=== DOCUMENT EXCERPT ===

A look back at the Reserve that was

Published 12:00 am Friday, May 6, 2011

Editor’s Note: The following is a remembrance of Reserve – the way it used to be -in the middle of the last century. A blending of memories, it has no chronology of time, day or season.

Part 3 of 4

Cattle grazing on the Mississippi River levee often wander across the road onto private property. Reserve Community Club’s defense is an arched turnstile gate on the sidewalk and a cattle-guard (a depression with steel rate about five inches apart) in the roadway. A quick swing through the gate and I check out the baseball field on my left. The covered grandstand is empty today. Home field for Reserve’s semi-pro team and Leon Godchaux High’s team, local teenage boys also use it for pick-up games.

Between the ball field and the Clubhouse, gardeners are busy trimming shrubs and weeding rose beds along paths leading to the grandstand. The men are refinery employees, so it’s not surprising that some beds are freshly mulched with bagasse.

Getting closer to the swimming pool, I remember it’s Monday when the pool is closed for cleaning, so I meander on over to the Clubhouse. The Club is pretty quiet today, too. The upstairs Movie Theater only operates Tuesdays, Thursdays and Sundays. Without folks milling about, buying frozen Milky Way bars, ice cream and snacks from the concession area. Club Manager Percy Kelter seems rather bored. Sitting behind the counter on a high stool where he can keep his eye on everything, he’s intimidating to me, a non-member, so I retreat to the north side of the Clubhouse, to the white wooden building everyone calls “The Pavillion.”

The muiti-windowed hall is pretty much a community center: dances, beauty contests, elections are held here. Now smiling families are leaving; boys are towing red wagons and girls are hugging baby dolls. Inside, children are walking around the floor in a large circle. As a child reaches the bandstand, an adult drops an apple in the brown paper bag the child is carrying. Another adult drops an orange, and yet another puts a red net Santa Claus stocking filled with assorted candies in the child’s bag. Finally, each boy is handed a Lone Ranger cap pistol set, and each girl is given a nurse’s kit. Only a few children in the circle remain, awaiting their turn — so it appears Godchaux Sugars’ annual Christmas party for employees’ children is coming to an end.

===

OBJECTIVES:
A – In the remembrance of Reserve, list every gift the children receive at the Christmas party in the Pavillion.
B – Continue the remembrance of Reserve from the point where it stops.

=== LISTED ENTRIES ===

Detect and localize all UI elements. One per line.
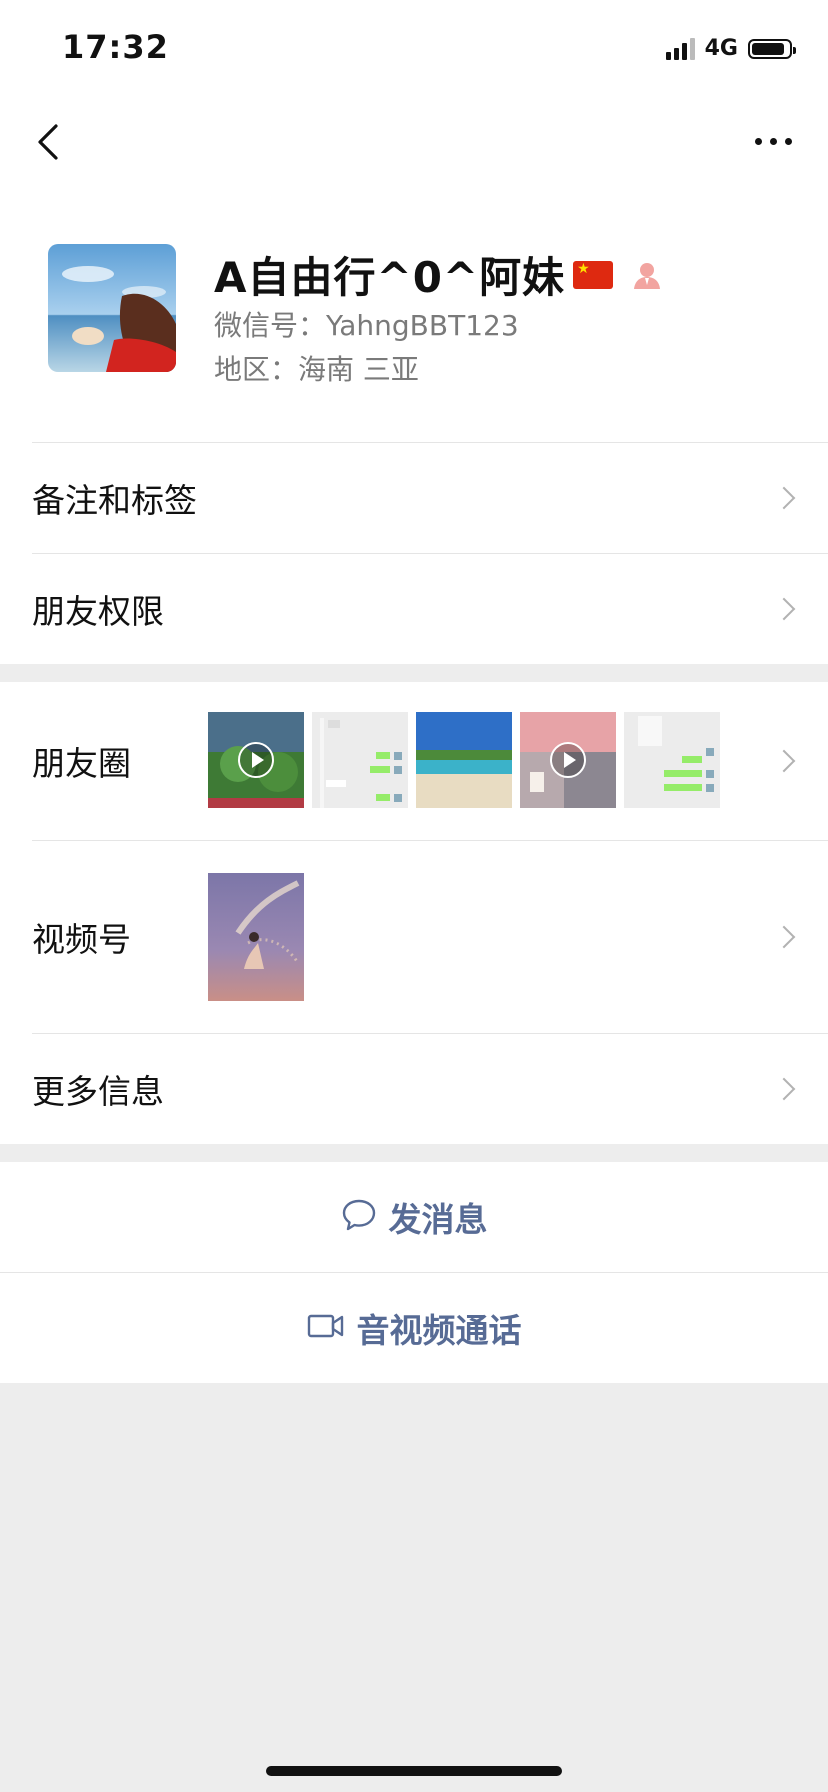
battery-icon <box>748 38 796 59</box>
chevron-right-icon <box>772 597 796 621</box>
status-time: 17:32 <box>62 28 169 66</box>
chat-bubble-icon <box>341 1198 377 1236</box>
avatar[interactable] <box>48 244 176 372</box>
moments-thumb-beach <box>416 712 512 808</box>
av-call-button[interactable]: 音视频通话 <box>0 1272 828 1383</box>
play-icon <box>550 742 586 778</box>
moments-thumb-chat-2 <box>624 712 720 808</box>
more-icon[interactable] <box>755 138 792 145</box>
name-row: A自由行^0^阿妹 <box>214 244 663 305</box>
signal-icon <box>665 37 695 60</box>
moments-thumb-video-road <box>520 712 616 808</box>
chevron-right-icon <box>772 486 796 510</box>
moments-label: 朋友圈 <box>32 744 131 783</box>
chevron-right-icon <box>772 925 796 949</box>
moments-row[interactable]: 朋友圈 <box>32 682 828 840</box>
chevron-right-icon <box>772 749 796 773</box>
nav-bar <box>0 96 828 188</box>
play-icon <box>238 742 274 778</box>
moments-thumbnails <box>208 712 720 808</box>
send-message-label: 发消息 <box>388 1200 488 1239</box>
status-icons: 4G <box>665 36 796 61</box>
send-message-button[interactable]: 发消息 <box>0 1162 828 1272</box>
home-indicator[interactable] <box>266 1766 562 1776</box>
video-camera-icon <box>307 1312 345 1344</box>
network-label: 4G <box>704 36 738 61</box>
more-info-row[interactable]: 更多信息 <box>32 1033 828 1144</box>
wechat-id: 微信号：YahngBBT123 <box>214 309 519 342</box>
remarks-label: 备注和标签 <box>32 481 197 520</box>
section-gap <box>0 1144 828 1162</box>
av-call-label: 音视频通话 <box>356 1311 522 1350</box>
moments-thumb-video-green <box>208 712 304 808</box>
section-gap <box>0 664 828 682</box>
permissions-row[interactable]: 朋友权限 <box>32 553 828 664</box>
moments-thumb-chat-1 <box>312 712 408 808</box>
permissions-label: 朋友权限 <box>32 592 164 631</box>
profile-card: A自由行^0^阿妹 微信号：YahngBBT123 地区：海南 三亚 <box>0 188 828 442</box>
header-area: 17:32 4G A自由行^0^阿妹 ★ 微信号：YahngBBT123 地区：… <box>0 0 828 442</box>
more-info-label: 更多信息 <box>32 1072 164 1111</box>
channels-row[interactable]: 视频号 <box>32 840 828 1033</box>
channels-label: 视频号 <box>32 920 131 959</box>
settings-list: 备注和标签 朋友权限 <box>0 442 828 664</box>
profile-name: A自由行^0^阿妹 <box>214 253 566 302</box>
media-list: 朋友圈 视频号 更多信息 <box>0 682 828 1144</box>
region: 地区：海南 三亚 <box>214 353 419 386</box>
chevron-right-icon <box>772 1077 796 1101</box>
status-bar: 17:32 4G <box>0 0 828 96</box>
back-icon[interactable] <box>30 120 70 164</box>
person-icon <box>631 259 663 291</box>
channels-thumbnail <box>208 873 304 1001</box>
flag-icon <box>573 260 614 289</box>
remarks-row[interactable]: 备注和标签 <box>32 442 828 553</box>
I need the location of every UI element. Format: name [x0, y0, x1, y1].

===

ANSWERS TO THE EXERCISES:
A –
- An apple
- An orange
- A red net Santa Claus stocking filled with assorted candies
- A Lone Ranger cap pistol set (for each boy)
- A nurse's kit (for each girl)

B –
As I leave the Pavillion a tantalizing aroma of frying hamburgers and sounds of a festive crowd are coming from the adjacent fairgrounds. The Fourth of July Fair, one of two fairs held annually (the other being Labor Day), has begun. In one of the concession Mr. Rose is frying hamburger patties. He is a jovial and good-natured man.

No doubt his jokes and laughter with workers and fair-goers help

sell hamburgers. Each night though, when the stand closes, Mr. Rose

quietly vanishes from the fairgrounds.

Nearby, prominently glistening on a low wooden platform, is a brand-new black 1945 Chevrolet sedan, the fair’s big raffle item this year. As I walk around to get a look at it from every angle, I hear random snippets of conversation.

“I wonder what it cost?”

“I heard $948,” someone answered.

“How could they get it, with the war and all?”

“I heard they ordered it a year ago.”

“Man, I’d like to win it,” said another.

“You can’t even drive!”

“I’ll learn in a hurry if I win!”

Reluctantly, I turn from the object of my fascination. Fair-goers, some boisteriously, are playing challenging games at wooden booths that line north and west sides of the fairgrounds. From the Pavillton I hear music and a female voice singing “Til the End of Time”— so I scoot over and peek in. Its Iris Boudreaux, elegant in a black strapless gown, at the microphone and Sidney Dufrene leading “The Gay Southerners,” very classy in summer tux of white jackets and black trousers. The floor is filled with couples slow-dancing to the popular song.

An audience of mostly older women sits on benches behind a railing on the west side of the dance hall. One woman shields her mouth with a cardboard fan from Millet’s Funeral Home, then leans over to whisper something to her neighbor. Is her fan maneuver intended to foil any eavesdropping lip-readers who may be watching?

Meanwhile, behind the Paviilion, on the concrete-surfaced tennis courts, teenagers are dancing, oblivious to corn kernels under their feet, the corn used earlier as Keno card markers at the fair.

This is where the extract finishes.